== Records shown ==

◇ ◇ ◇ ◇ ◇

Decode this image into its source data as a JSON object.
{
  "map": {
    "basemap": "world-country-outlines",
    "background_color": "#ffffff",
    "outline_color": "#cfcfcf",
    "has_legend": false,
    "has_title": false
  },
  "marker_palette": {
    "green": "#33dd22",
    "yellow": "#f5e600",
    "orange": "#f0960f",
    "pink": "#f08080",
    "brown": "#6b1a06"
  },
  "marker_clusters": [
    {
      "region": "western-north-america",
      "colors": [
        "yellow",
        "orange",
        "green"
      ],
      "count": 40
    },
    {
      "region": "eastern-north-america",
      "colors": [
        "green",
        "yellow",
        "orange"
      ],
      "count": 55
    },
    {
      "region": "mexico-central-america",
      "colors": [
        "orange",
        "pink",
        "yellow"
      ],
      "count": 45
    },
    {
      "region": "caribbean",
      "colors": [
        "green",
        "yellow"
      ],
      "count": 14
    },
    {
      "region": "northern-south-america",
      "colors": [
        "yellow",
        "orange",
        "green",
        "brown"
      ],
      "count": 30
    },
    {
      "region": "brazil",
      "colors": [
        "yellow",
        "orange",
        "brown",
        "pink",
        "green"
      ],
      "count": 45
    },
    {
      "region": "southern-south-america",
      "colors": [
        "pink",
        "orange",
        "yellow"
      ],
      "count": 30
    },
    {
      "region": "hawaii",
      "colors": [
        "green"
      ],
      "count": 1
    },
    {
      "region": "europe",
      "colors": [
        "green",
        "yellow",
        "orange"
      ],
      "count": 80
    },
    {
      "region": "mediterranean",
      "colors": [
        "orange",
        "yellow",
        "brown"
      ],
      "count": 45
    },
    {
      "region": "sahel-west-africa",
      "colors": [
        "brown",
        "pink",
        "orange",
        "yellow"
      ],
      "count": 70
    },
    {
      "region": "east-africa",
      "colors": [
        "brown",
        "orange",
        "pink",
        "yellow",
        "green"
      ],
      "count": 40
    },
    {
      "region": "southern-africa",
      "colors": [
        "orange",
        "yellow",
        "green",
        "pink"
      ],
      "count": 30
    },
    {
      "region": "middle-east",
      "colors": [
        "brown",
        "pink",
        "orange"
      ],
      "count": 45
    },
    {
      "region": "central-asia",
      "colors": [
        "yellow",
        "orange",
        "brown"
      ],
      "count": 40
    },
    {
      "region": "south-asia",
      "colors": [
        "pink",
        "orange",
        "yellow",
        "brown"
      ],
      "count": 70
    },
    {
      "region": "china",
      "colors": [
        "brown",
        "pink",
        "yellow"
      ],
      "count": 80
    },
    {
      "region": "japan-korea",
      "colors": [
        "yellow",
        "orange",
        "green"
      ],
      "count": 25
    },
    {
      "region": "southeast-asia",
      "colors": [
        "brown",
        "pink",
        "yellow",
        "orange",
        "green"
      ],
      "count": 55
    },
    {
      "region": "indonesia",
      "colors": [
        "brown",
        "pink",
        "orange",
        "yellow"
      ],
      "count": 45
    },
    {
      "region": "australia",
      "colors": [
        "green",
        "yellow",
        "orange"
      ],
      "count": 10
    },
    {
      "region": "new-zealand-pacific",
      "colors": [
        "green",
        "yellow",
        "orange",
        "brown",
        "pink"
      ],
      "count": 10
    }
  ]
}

◇ ◇ ◇ ◇ ◇

== Instructions to follow ==
Output the records verbatim, from the first line to the last.

== Solution below ==
Decode this image into its source data as a JSON object.
{
  "map": {
    "basemap": "world-country-outlines",
    "background_color": "#ffffff",
    "outline_color": "#cfcfcf",
    "has_legend": false,
    "has_title": false
  },
  "marker_palette": {
    "green": "#33dd22",
    "yellow": "#f5e600",
    "orange": "#f0960f",
    "pink": "#f08080",
    "brown": "#6b1a06"
  },
  "marker_clusters": [
    {
      "region": "western-north-america",
      "colors": [
        "yellow",
        "orange",
        "green"
      ],
      "count": 40
    },
    {
      "region": "eastern-north-america",
      "colors": [
        "green",
        "yellow",
        "orange"
      ],
      "count": 55
    },
    {
      "region": "mexico-central-america",
      "colors": [
        "orange",
        "pink",
        "yellow"
      ],
      "count": 45
    },
    {
      "region": "caribbean",
      "colors": [
        "green",
        "yellow"
      ],
      "count": 14
    },
    {
      "region": "northern-south-america",
      "colors": [
        "yellow",
        "orange",
        "green",
        "brown"
      ],
      "count": 30
    },
    {
      "region": "brazil",
      "colors": [
        "yellow",
        "orange",
        "brown",
        "pink",
        "green"
      ],
      "count": 45
    },
    {
      "region": "southern-south-america",
      "colors": [
        "pink",
        "orange",
        "yellow"
      ],
      "count": 30
    },
    {
      "region": "hawaii",
      "colors": [
        "green"
      ],
      "count": 1
    },
    {
      "region": "europe",
      "colors": [
        "green",
        "yellow",
        "orange"
      ],
      "count": 80
    },
    {
      "region": "mediterranean",
      "colors": [
        "orange",
        "yellow",
        "brown"
      ],
      "count": 45
    },
    {
      "region": "sahel-west-africa",
      "colors": [
        "brown",
        "pink",
        "orange",
        "yellow"
      ],
      "count": 70
    },
    {
      "region": "east-africa",
      "colors": [
        "brown",
        "orange",
        "pink",
        "yellow",
        "green"
      ],
      "count": 40
    },
    {
      "region": "southern-africa",
      "colors": [
        "orange",
        "yellow",
        "green",
        "pink"
      ],
      "count": 30
    },
    {
      "region": "middle-east",
      "colors": [
        "brown",
        "pink",
        "orange"
      ],
      "count": 45
    },
    {
      "region": "central-asia",
      "colors": [
        "yellow",
        "orange",
        "brown"
      ],
      "count": 40
    },
    {
      "region": "south-asia",
      "colors": [
        "pink",
        "orange",
        "yellow",
        "brown"
      ],
      "count": 70
    },
    {
      "region": "china",
      "colors": [
        "brown",
        "pink",
        "yellow"
      ],
      "count": 80
    },
    {
      "region": "japan-korea",
      "colors": [
        "yellow",
        "orange",
        "green"
      ],
      "count": 25
    },
    {
      "region": "southeast-asia",
      "colors": [
        "brown",
        "pink",
        "yellow",
        "orange",
        "green"
      ],
      "count": 55
    },
    {
      "region": "indonesia",
      "colors": [
        "brown",
        "pink",
        "orange",
        "yellow"
      ],
      "count": 45
    },
    {
      "region": "australia",
      "colors": [
        "green",
        "yellow",
        "orange"
      ],
      "count": 10
    },
    {
      "region": "new-zealand-pacific",
      "colors": [
        "green",
        "yellow",
        "orange",
        "brown",
        "pink"
      ],
      "count": 10
    }
  ]
}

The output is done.